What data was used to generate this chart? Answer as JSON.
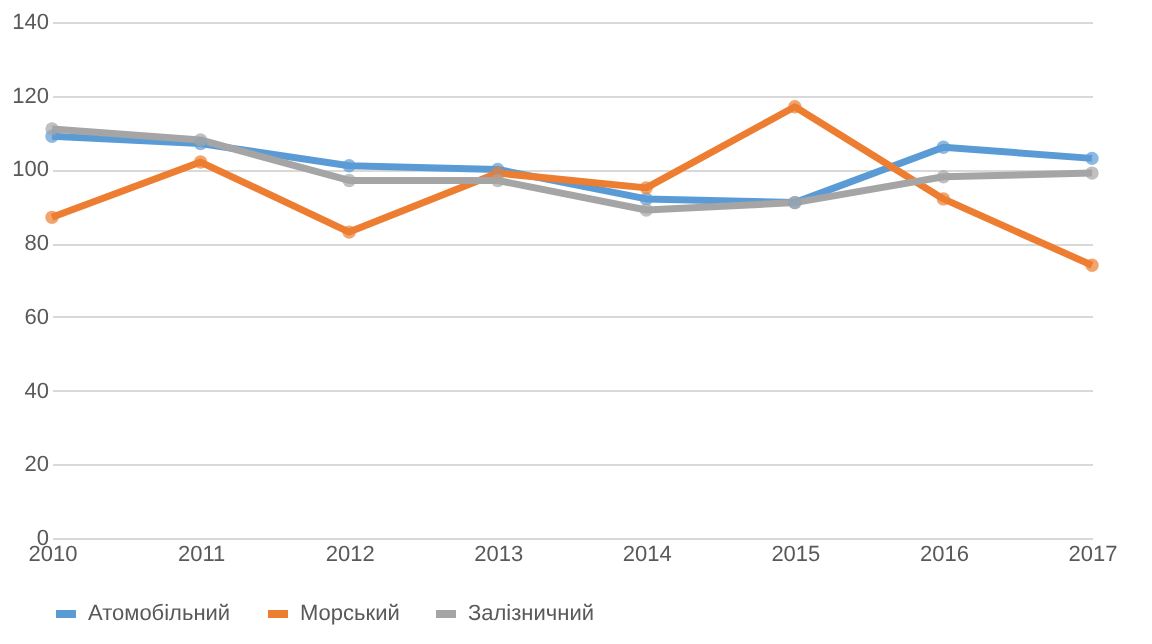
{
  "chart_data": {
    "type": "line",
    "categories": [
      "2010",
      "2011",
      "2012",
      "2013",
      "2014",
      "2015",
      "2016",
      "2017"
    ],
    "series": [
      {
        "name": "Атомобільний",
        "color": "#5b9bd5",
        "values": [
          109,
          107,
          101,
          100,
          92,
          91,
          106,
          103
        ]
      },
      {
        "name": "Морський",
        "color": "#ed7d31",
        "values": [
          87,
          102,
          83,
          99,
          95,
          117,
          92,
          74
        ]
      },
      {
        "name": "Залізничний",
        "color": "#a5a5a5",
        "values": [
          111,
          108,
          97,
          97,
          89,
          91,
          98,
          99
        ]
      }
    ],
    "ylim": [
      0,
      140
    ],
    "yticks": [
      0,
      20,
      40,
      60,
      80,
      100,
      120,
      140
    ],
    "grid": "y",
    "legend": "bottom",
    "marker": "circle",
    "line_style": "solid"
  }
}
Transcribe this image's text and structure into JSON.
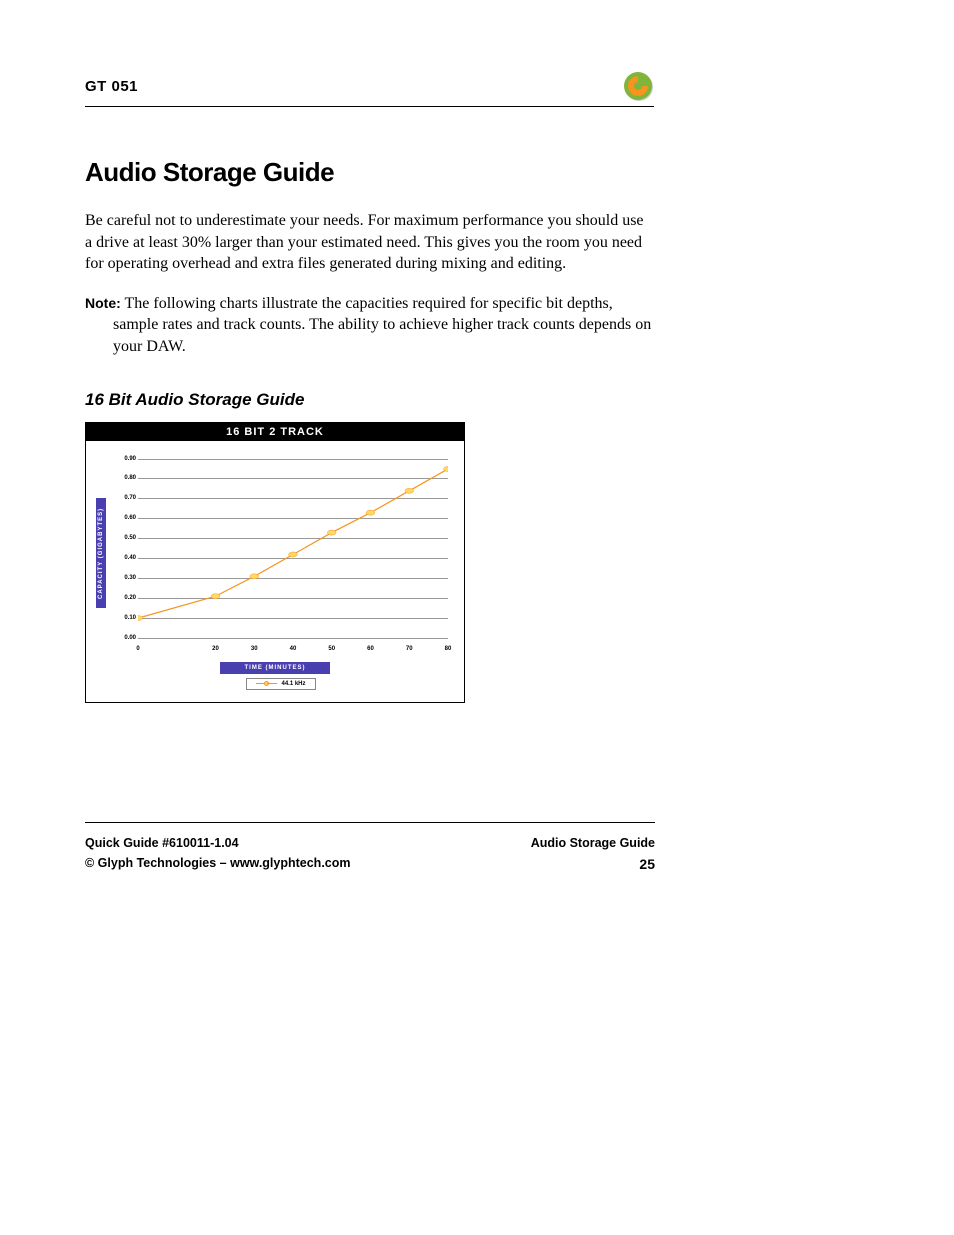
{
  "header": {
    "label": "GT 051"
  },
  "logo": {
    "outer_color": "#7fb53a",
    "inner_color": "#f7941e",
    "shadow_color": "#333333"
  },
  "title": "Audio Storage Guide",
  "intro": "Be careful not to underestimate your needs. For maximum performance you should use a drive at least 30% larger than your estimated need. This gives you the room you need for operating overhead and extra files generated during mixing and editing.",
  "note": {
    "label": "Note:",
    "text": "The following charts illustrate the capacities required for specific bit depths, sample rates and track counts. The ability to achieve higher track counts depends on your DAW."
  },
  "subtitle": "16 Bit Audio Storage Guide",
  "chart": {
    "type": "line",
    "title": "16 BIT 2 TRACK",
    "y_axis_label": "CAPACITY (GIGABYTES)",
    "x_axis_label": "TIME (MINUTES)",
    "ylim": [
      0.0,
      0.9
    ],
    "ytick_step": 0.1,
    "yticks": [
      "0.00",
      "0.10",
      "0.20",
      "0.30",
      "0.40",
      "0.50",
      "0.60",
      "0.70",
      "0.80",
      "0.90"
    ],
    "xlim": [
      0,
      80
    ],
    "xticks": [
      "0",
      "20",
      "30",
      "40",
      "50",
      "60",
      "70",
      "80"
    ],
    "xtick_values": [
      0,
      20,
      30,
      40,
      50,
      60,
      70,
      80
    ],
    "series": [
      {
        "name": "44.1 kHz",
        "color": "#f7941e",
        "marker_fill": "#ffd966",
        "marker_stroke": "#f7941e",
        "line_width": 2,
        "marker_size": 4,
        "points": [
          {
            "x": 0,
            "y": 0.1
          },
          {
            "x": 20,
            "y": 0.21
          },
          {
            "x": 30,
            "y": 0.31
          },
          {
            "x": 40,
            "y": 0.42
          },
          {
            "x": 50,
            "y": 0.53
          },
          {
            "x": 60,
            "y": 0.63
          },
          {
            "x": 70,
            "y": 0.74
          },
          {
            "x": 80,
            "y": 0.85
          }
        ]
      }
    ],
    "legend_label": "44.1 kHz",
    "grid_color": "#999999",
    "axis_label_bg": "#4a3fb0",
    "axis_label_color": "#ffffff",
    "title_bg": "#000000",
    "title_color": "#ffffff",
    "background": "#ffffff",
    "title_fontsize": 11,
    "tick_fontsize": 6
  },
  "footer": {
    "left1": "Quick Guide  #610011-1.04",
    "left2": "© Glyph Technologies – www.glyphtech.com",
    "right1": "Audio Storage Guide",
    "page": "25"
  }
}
····················
• [Exercise task]:
The records above are to be reproduced exactly; the pictures are to be left out.

• [Solution for this task]:
What data was used to generate this chart? Answer as JSON.
{
  "chart_data": {
    "type": "line",
    "categories": [
      "2010",
      "2011",
      "2012",
      "2013",
      "2014",
      "2015",
      "2016",
      "2017"
    ],
    "series": [
      {
        "name": "Атомобільний",
        "color": "#5b9bd5",
        "values": [
          109,
          107,
          101,
          100,
          92,
          91,
          106,
          103
        ]
      },
      {
        "name": "Морський",
        "color": "#ed7d31",
        "values": [
          87,
          102,
          83,
          99,
          95,
          117,
          92,
          74
        ]
      },
      {
        "name": "Залізничний",
        "color": "#a5a5a5",
        "values": [
          111,
          108,
          97,
          97,
          89,
          91,
          98,
          99
        ]
      }
    ],
    "ylim": [
      0,
      140
    ],
    "yticks": [
      0,
      20,
      40,
      60,
      80,
      100,
      120,
      140
    ],
    "grid": "y",
    "legend": "bottom",
    "marker": "circle",
    "line_style": "solid"
  }
}
Transcribe this image's text and structure into JSON.
{
  "header": {
    "label": "GT 051"
  },
  "logo": {
    "outer_color": "#7fb53a",
    "inner_color": "#f7941e",
    "shadow_color": "#333333"
  },
  "title": "Audio Storage Guide",
  "intro": "Be careful not to underestimate your needs. For maximum performance you should use a drive at least 30% larger than your estimated need. This gives you the room you need for operating overhead and extra files generated during mixing and editing.",
  "note": {
    "label": "Note:",
    "text": "The following charts illustrate the capacities required for specific bit depths, sample rates and track counts. The ability to achieve higher track counts depends on your DAW."
  },
  "subtitle": "16 Bit Audio Storage Guide",
  "chart": {
    "type": "line",
    "title": "16 BIT 2 TRACK",
    "y_axis_label": "CAPACITY (GIGABYTES)",
    "x_axis_label": "TIME (MINUTES)",
    "ylim": [
      0.0,
      0.9
    ],
    "ytick_step": 0.1,
    "yticks": [
      "0.00",
      "0.10",
      "0.20",
      "0.30",
      "0.40",
      "0.50",
      "0.60",
      "0.70",
      "0.80",
      "0.90"
    ],
    "xlim": [
      0,
      80
    ],
    "xticks": [
      "0",
      "20",
      "30",
      "40",
      "50",
      "60",
      "70",
      "80"
    ],
    "xtick_values": [
      0,
      20,
      30,
      40,
      50,
      60,
      70,
      80
    ],
    "series": [
      {
        "name": "44.1 kHz",
        "color": "#f7941e",
        "marker_fill": "#ffd966",
        "marker_stroke": "#f7941e",
        "line_width": 2,
        "marker_size": 4,
        "points": [
          {
            "x": 0,
            "y": 0.1
          },
          {
            "x": 20,
            "y": 0.21
          },
          {
            "x": 30,
            "y": 0.31
          },
          {
            "x": 40,
            "y": 0.42
          },
          {
            "x": 50,
            "y": 0.53
          },
          {
            "x": 60,
            "y": 0.63
          },
          {
            "x": 70,
            "y": 0.74
          },
          {
            "x": 80,
            "y": 0.85
          }
        ]
      }
    ],
    "legend_label": "44.1 kHz",
    "grid_color": "#999999",
    "axis_label_bg": "#4a3fb0",
    "axis_label_color": "#ffffff",
    "title_bg": "#000000",
    "title_color": "#ffffff",
    "background": "#ffffff",
    "title_fontsize": 11,
    "tick_fontsize": 6
  },
  "footer": {
    "left1": "Quick Guide  #610011-1.04",
    "left2": "© Glyph Technologies – www.glyphtech.com",
    "right1": "Audio Storage Guide",
    "page": "25"
  }
}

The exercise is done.